The exercise: Render the lines of the items below as a JSON list of strings, one string per line and no blank lines. Start at the first line and end at the line that contains "11, 955, 29]", including both.

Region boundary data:
"""

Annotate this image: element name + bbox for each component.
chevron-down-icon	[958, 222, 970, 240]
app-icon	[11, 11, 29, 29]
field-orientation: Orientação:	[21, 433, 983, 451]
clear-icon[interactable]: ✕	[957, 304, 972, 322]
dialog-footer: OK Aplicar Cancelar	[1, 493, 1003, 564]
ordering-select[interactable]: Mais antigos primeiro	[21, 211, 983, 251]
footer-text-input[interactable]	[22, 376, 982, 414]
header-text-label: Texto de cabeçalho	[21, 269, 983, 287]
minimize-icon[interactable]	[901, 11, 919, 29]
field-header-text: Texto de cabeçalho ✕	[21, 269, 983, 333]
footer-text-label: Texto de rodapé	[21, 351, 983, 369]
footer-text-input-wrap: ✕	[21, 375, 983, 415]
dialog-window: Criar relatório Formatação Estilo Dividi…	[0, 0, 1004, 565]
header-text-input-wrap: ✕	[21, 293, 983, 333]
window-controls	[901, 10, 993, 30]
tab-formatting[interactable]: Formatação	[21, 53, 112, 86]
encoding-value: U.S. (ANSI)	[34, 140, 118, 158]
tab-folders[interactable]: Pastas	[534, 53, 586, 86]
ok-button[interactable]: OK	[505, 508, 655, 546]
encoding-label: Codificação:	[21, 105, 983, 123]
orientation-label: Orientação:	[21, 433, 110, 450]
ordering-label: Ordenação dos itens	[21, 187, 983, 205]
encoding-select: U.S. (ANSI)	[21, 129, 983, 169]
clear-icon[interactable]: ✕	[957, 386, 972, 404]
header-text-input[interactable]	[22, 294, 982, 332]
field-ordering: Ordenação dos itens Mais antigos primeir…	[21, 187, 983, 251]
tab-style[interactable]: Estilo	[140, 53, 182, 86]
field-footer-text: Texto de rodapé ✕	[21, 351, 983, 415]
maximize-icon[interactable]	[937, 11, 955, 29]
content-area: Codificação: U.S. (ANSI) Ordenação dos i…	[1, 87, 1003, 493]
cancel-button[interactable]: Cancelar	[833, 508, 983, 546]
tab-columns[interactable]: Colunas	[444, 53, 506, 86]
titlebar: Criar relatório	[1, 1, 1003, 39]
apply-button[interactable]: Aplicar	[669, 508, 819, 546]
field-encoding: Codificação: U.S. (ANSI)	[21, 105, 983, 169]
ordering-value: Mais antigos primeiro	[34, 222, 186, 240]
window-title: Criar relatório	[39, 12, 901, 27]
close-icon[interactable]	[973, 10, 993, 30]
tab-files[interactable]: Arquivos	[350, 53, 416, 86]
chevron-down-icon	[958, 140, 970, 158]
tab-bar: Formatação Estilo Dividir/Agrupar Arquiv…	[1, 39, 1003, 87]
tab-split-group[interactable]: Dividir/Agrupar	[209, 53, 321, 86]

"""

Output of the exercise:
[
  "Annotate this image: element name + bbox for each component.",
  "chevron-down-icon\t[958, 222, 970, 240]",
  "app-icon\t[11, 11, 29, 29]",
  "field-orientation: Orientação:\t[21, 433, 983, 451]",
  "clear-icon[interactable]: ✕\t[957, 304, 972, 322]",
  "dialog-footer: OK Aplicar Cancelar\t[1, 493, 1003, 564]",
  "ordering-select[interactable]: Mais antigos primeiro\t[21, 211, 983, 251]",
  "footer-text-input[interactable]\t[22, 376, 982, 414]",
  "header-text-label: Texto de cabeçalho\t[21, 269, 983, 287]",
  "minimize-icon[interactable]\t[901, 11, 919, 29]",
  "field-header-text: Texto de cabeçalho ✕\t[21, 269, 983, 333]",
  "footer-text-label: Texto de rodapé\t[21, 351, 983, 369]",
  "footer-text-input-wrap: ✕\t[21, 375, 983, 415]",
  "dialog-window: Criar relatório Formatação Estilo Dividi…\t[0, 0, 1004, 565]",
  "header-text-input-wrap: ✕\t[21, 293, 983, 333]",
  "window-controls\t[901, 10, 993, 30]",
  "tab-formatting[interactable]: Formatação\t[21, 53, 112, 86]",
  "encoding-value: U.S. (ANSI)\t[34, 140, 118, 158]",
  "tab-folders[interactable]: Pastas\t[534, 53, 586, 86]",
  "ok-button[interactable]: OK\t[505, 508, 655, 546]",
  "encoding-label: Codificação:\t[21, 105, 983, 123]",
  "orientation-label: Orientação:\t[21, 433, 110, 450]",
  "ordering-label: Ordenação dos itens\t[21, 187, 983, 205]",
  "encoding-select: U.S. (ANSI)\t[21, 129, 983, 169]",
  "clear-icon[interactable]: ✕\t[957, 386, 972, 404]",
  "header-text-input[interactable]\t[22, 294, 982, 332]",
  "field-ordering: Ordenação dos itens Mais antigos primeir…\t[21, 187, 983, 251]",
  "tab-style[interactable]: Estilo\t[140, 53, 182, 86]",
  "field-footer-text: Texto de rodapé ✕\t[21, 351, 983, 415]",
  "maximize-icon[interactable]\t[937, 11, 955, 29]"
]